> _What to work on_
Copy every line of the data in which the word "Kubín" occurs.

> _Stored records_
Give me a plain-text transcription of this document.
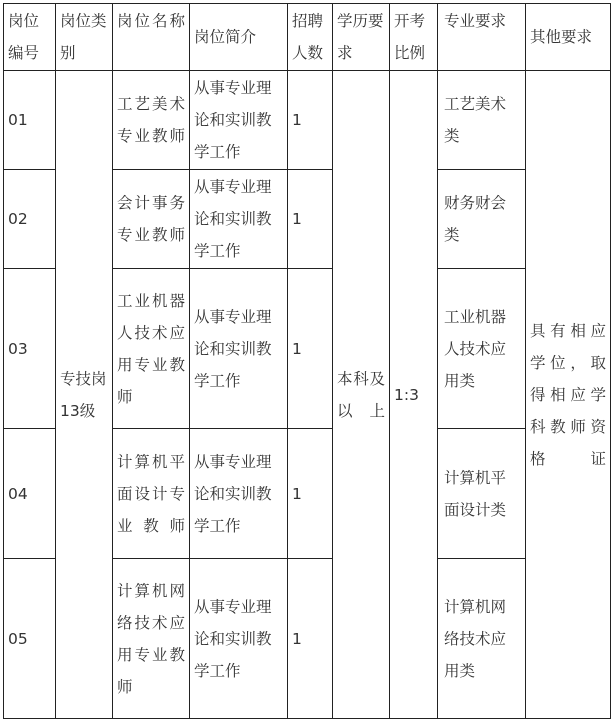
岗位编号	岗位类别	岗位名称	岗位简介	招聘人数	学历要求	开考比例	专业要求	其他要求
01	专技岗13级	工艺美术专业教师	从事专业理论和实训教学工作	1	本科及以上	1:3	工艺美术类	具有相应学位，取得相应学科教师资格证
02		会计事务专业教师	从事专业理论和实训教学工作	1			财务财会类	
03		工业机器人技术应用专业教师	从事专业理论和实训教学工作	1			工业机器人技术应用类	
04		计算机平面设计专业教师	从事专业理论和实训教学工作	1			计算机平面设计类	
05		计算机网络技术应用专业教师	从事专业理论和实训教学工作	1			计算机网络技术应用类	
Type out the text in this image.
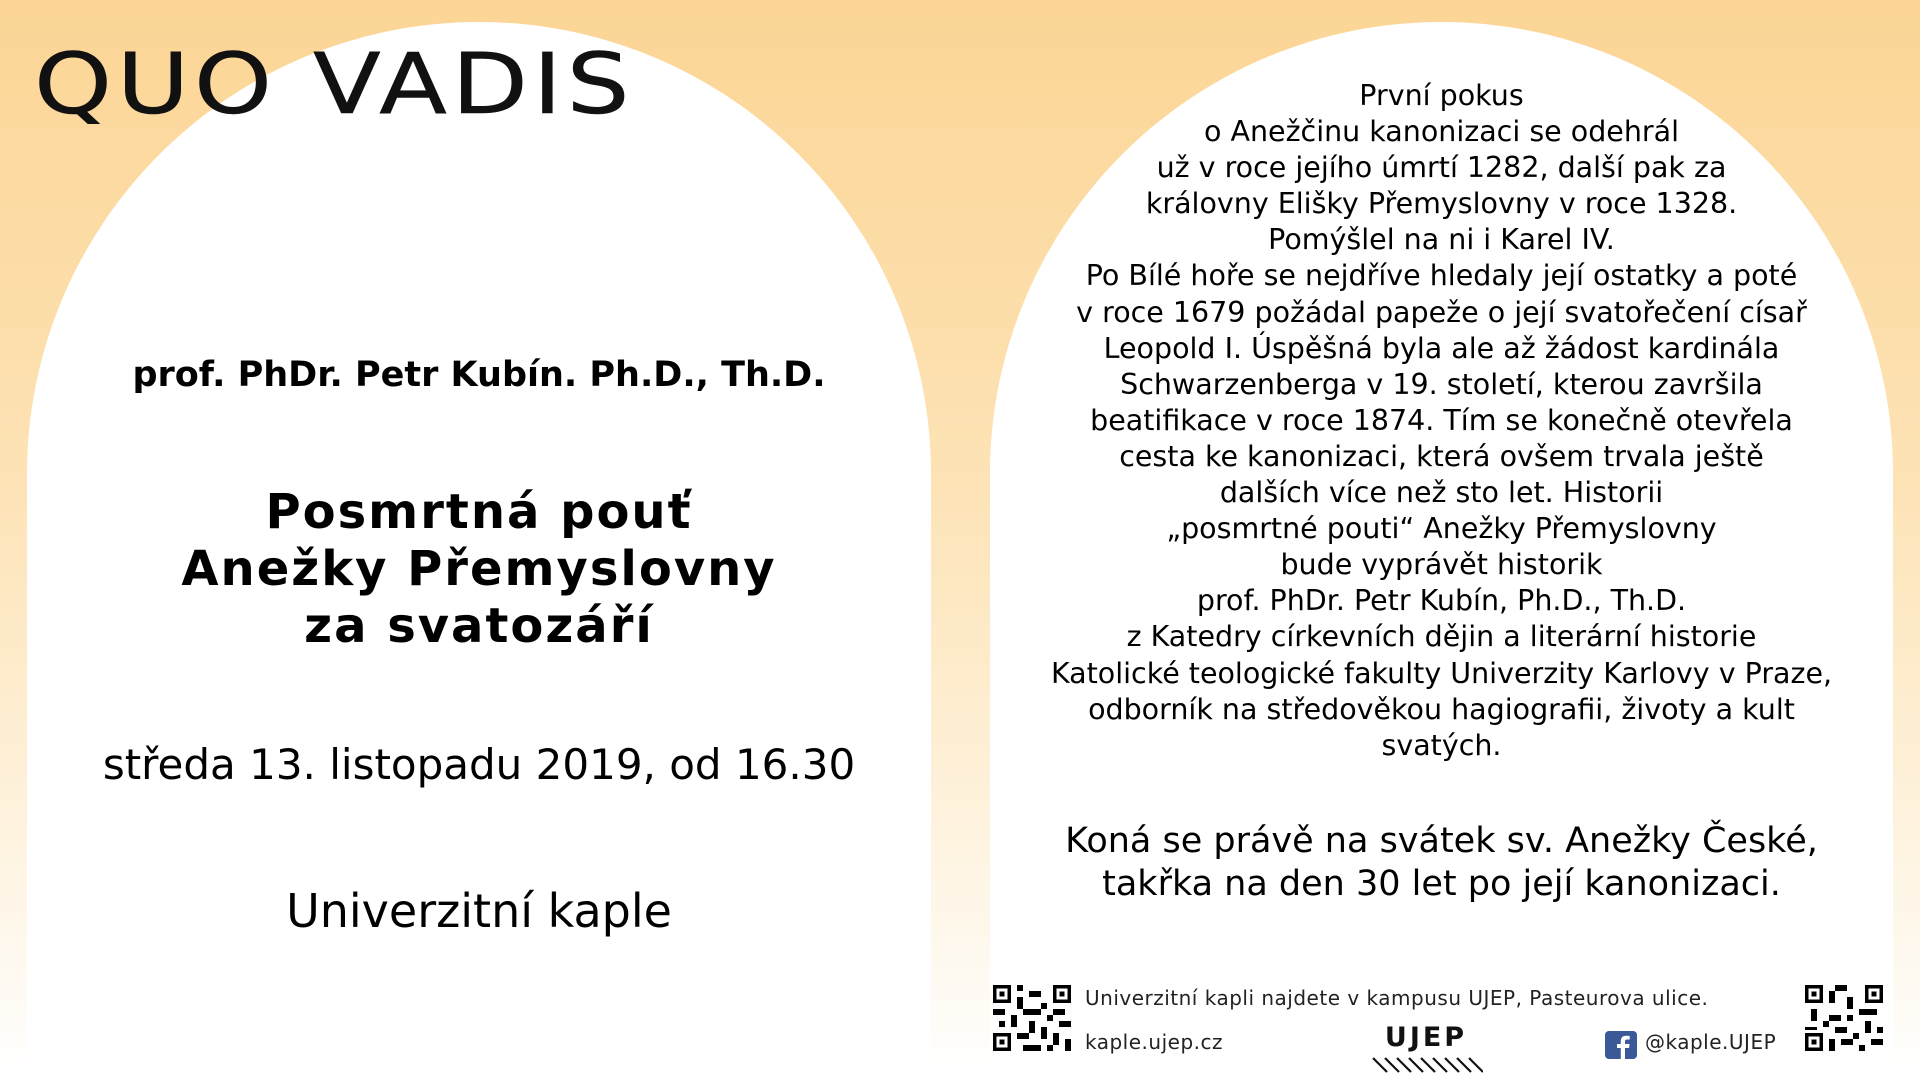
QUO VADIS
prof. PhDr. Petr Kubín. Ph.D., Th.D.
Posmrtná pouť
Anežky Přemyslovny
za svatozáří
středa 13. listopadu 2019, od 16.30
Univerzitní kaple
První pokus
o Anežčinu kanonizaci se odehrál
už v roce jejího úmrtí 1282, další pak za
královny Elišky Přemyslovny v roce 1328.
Pomýšlel na ni i Karel IV.
Po Bílé hoře se nejdříve hledaly její ostatky a poté
v roce 1679 požádal papeže o její svatořečení císař
Leopold I. Úspěšná byla ale až žádost kardinála
Schwarzenberga v 19. století, kterou završila
beatifikace v roce 1874. Tím se konečně otevřela
cesta ke kanonizaci, která ovšem trvala ještě
dalších více než sto let. Historii
„posmrtné pouti“ Anežky Přemyslovny
bude vyprávět historik
prof. PhDr. Petr Kubín, Ph.D., Th.D.
z Katedry církevních dějin a literární historie
Katolické teologické fakulty Univerzity Karlovy v Praze,
odborník na středověkou hagiografii, životy a kult
svatých.
Koná se právě na svátek sv. Anežky České,
takřka na den 30 let po její kanonizaci.
Univerzitní kapli najdete v kampusu UJEP, Pasteurova ulice.
kaple.ujep.cz	UJEP	@kaple.UJEP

> _Output for this exercise_
prof. PhDr. Petr Kubín. Ph.D., Th.D.
prof. PhDr. Petr Kubín, Ph.D., Th.D.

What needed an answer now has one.